** START OF Record set **
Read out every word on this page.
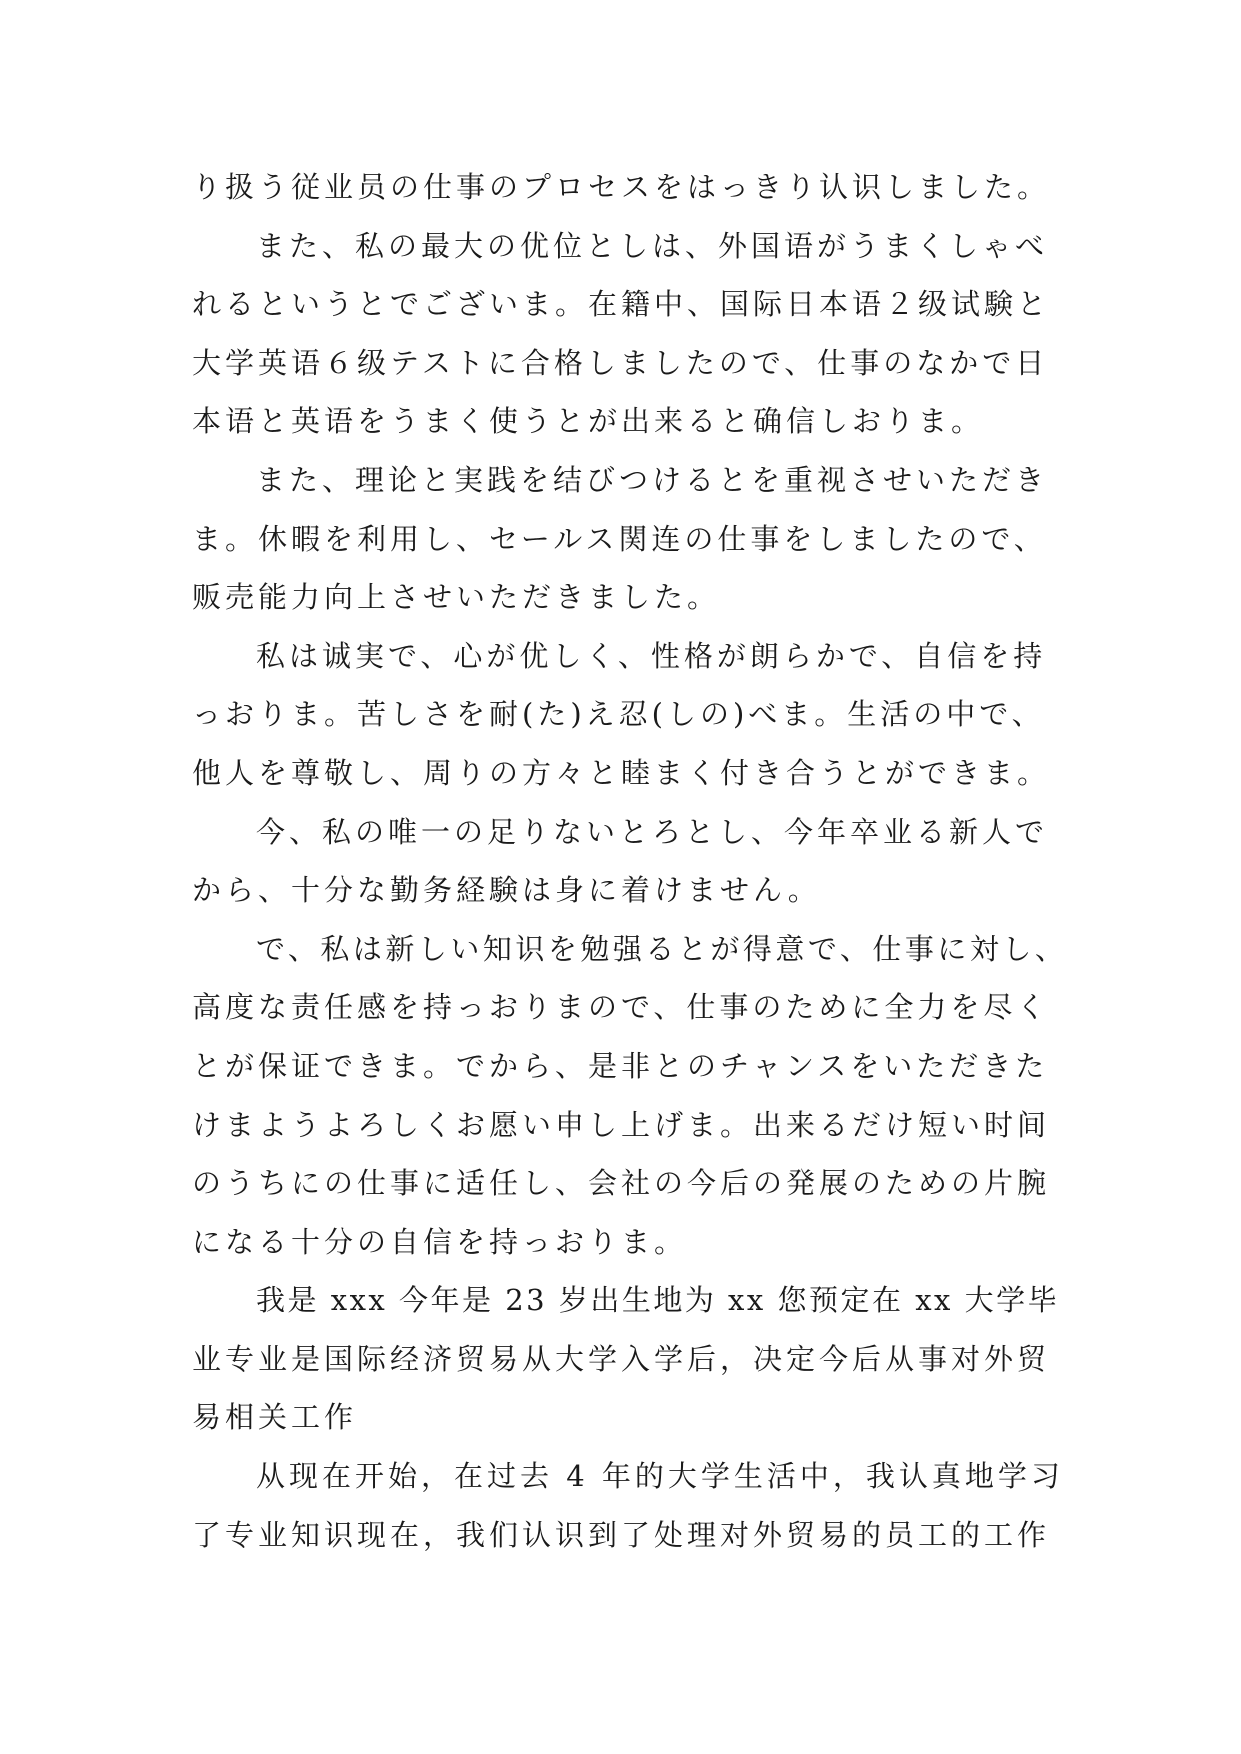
り扱う従业员の仕事のプロセスをはっきり认识しました。
また、私の最大の优位としは、外国语がうまくしゃべ
れるというとでございま。在籍中、国际日本语２级试験と
大学英语６级テストに合格しましたので、仕事のなかで日
本语と英语をうまく使うとが出来ると确信しおりま。
また、理论と実践を结びつけるとを重视させいただき
ま。休暇を利用し、セールス関连の仕事をしましたので、
贩売能力向上させいただきました。
私は诚実で、心が优しく、性格が朗らかで、自信を持
っおりま。苦しさを耐(た)え忍(しの)べま。生活の中で、
他人を尊敬し、周りの方々と睦まく付き合うとができま。
今、私の唯一の足りないとろとし、今年卒业る新人で
から、十分な勤务経験は身に着けません。
で、私は新しい知识を勉强るとが得意で、仕事に対し、
高度な责任感を持っおりまので、仕事のために全力を尽く
とが保证できま。でから、是非とのチャンスをいただきた
けまようよろしくお愿い申し上げま。出来るだけ短い时间
のうちにの仕事に适任し、会社の今后の発展のための片腕
になる十分の自信を持っおりま。
我是 xxx 今年是 23 岁出生地为 xx 您预定在 xx 大学毕
业专业是国际经济贸易从大学入学后，决定今后从事对外贸
易相关工作
从现在开始，在过去 4 年的大学生活中，我认真地学习
了专业知识现在，我们认识到了处理对外贸易的员工的工作
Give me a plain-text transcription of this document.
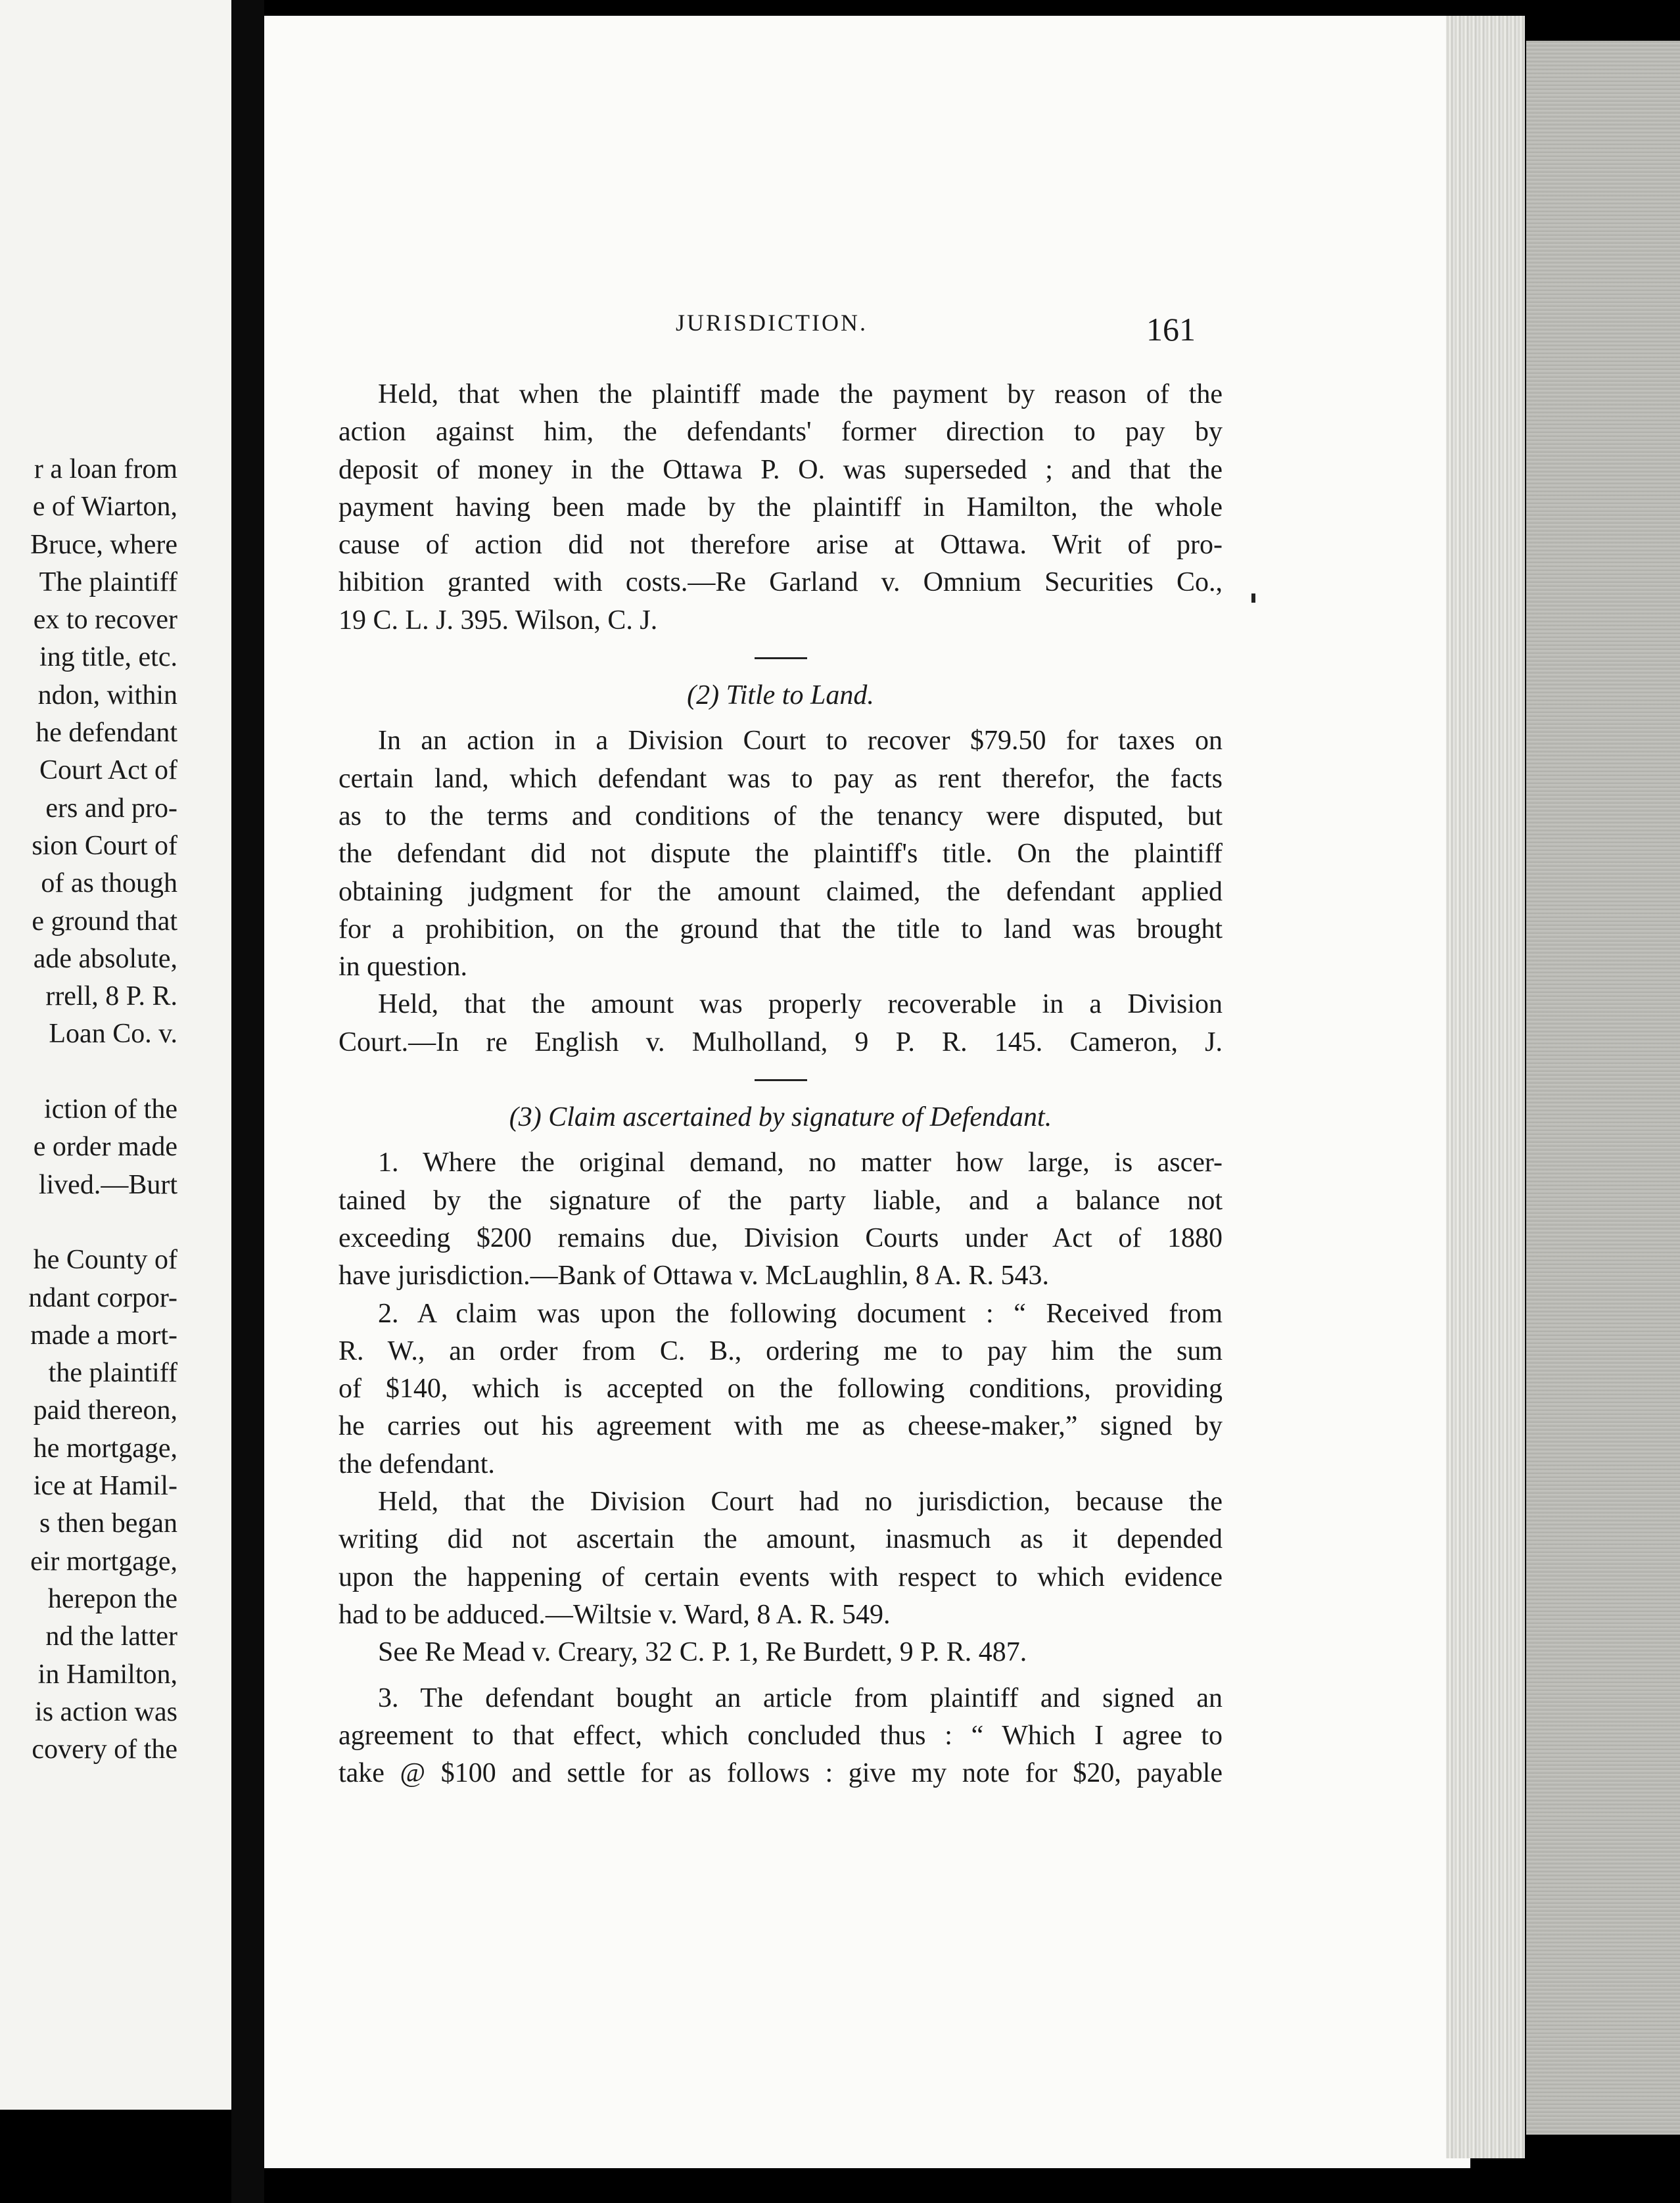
r a loan from
e of Wiarton,
Bruce, where
The plaintiff
ex to recover
ing title, etc.
ndon, within
he defendant
Court Act of
ers and pro-
sion Court of
of as though
e ground that
ade absolute,
rrell, 8 P. R.
Loan Co. v.
iction of the
e order made
lived.—Burt
he County of
ndant corpor-
made a mort-
the plaintiff
paid thereon,
he mortgage,
ice at Hamil-
s then began
eir mortgage,
herepon the
nd the latter
in Hamilton,
is action was
covery of the
JURISDICTION.	161
Held, that when the plaintiff made the payment by reason of the
action against him, the defendants' former direction to pay by
deposit of money in the Ottawa P. O. was superseded ; and that the
payment having been made by the plaintiff in Hamilton, the whole
cause of action did not therefore arise at Ottawa. Writ of pro-
hibition granted with costs.—Re Garland v. Omnium Securities Co.,
19 C. L. J. 395. Wilson, C. J.
(2) Title to Land.
In an action in a Division Court to recover $79.50 for taxes on
certain land, which defendant was to pay as rent therefor, the facts
as to the terms and conditions of the tenancy were disputed, but
the defendant did not dispute the plaintiff's title. On the plaintiff
obtaining judgment for the amount claimed, the defendant applied
for a prohibition, on the ground that the title to land was brought
in question.
Held, that the amount was properly recoverable in a Division
Court.—In re English v. Mulholland, 9 P. R. 145. Cameron, J.
(3) Claim ascertained by signature of Defendant.
1. Where the original demand, no matter how large, is ascer-
tained by the signature of the party liable, and a balance not
exceeding $200 remains due, Division Courts under Act of 1880
have jurisdiction.—Bank of Ottawa v. McLaughlin, 8 A. R. 543.
2. A claim was upon the following document : “ Received from
R. W., an order from C. B., ordering me to pay him the sum
of $140, which is accepted on the following conditions, providing
he carries out his agreement with me as cheese-maker,” signed by
the defendant.
Held, that the Division Court had no jurisdiction, because the
writing did not ascertain the amount, inasmuch as it depended
upon the happening of certain events with respect to which evidence
had to be adduced.—Wiltsie v. Ward, 8 A. R. 549.
See Re Mead v. Creary, 32 C. P. 1, Re Burdett, 9 P. R. 487.
3. The defendant bought an article from plaintiff and signed an
agreement to that effect, which concluded thus : “ Which I agree to
take @ $100 and settle for as follows : give my note for $20, payable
** END OF Record set **
§ **Stated goal**:
From the listing above, pick out every line containing "Held".

§ **Complete response**:
Held, that when the plaintiff made the payment by reason of the
Held, that the amount was properly recoverable in a Division
Held, that the Division Court had no jurisdiction, because the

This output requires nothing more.